[Stored entries]
────────────────

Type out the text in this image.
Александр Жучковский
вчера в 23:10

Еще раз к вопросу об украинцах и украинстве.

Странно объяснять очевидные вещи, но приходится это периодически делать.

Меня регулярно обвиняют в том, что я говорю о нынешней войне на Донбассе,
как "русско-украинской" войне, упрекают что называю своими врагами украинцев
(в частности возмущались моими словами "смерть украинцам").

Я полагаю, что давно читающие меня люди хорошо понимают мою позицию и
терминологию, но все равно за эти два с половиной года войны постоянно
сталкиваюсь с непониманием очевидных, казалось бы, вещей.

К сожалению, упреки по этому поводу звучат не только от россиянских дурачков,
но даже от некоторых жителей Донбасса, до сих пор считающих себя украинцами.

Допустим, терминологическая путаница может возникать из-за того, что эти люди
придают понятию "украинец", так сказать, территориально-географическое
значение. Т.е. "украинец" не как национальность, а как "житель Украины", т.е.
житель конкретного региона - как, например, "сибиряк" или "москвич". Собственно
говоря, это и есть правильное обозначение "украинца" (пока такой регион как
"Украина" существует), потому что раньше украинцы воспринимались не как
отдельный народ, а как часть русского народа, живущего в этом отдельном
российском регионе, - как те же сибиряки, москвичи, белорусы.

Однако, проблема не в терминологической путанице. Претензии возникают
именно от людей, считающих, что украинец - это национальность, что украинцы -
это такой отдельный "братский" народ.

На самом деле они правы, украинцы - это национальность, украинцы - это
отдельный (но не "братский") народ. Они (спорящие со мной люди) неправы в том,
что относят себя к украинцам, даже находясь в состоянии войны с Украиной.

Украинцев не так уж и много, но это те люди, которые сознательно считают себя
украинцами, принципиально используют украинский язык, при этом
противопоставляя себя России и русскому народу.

────────────────

Challenge
Each record above must be given again exactly.

Reply
Type out the text in this image.
Александр Жучковский
вчера в 23:10

Еще раз к вопросу об украинцах и украинстве.

Странно объяснять очевидные вещи, но приходится это периодически делать.

Меня регулярно обвиняют в том, что я говорю о нынешней войне на Донбассе,
как "русско-украинской" войне, упрекают что называю своими врагами украинцев
(в частности возмущались моими словами "смерть украинцам").

Я полагаю, что давно читающие меня люди хорошо понимают мою позицию и
терминологию, но все равно за эти два с половиной года войны постоянно
сталкиваюсь с непониманием очевидных, казалось бы, вещей.

К сожалению, упреки по этому поводу звучат не только от россиянских дурачков,
но даже от некоторых жителей Донбасса, до сих пор считающих себя украинцами.

Допустим, терминологическая путаница может возникать из-за того, что эти люди
придают понятию "украинец", так сказать, территориально-географическое
значение. Т.е. "украинец" не как национальность, а как "житель Украины", т.е.
житель конкретного региона - как, например, "сибиряк" или "москвич". Собственно
говоря, это и есть правильное обозначение "украинца" (пока такой регион как
"Украина" существует), потому что раньше украинцы воспринимались не как
отдельный народ, а как часть русского народа, живущего в этом отдельном
российском регионе, - как те же сибиряки, москвичи, белорусы.

Однако, проблема не в терминологической путанице. Претензии возникают
именно от людей, считающих, что украинец - это национальность, что украинцы -
это такой отдельный "братский" народ.

На самом деле они правы, украинцы - это национальность, украинцы - это
отдельный (но не "братский") народ. Они (спорящие со мной люди) неправы в том,
что относят себя к украинцам, даже находясь в состоянии войны с Украиной.

Украинцев не так уж и много, но это те люди, которые сознательно считают себя
украинцами, принципиально используют украинский язык, при этом
противопоставляя себя России и русскому народу.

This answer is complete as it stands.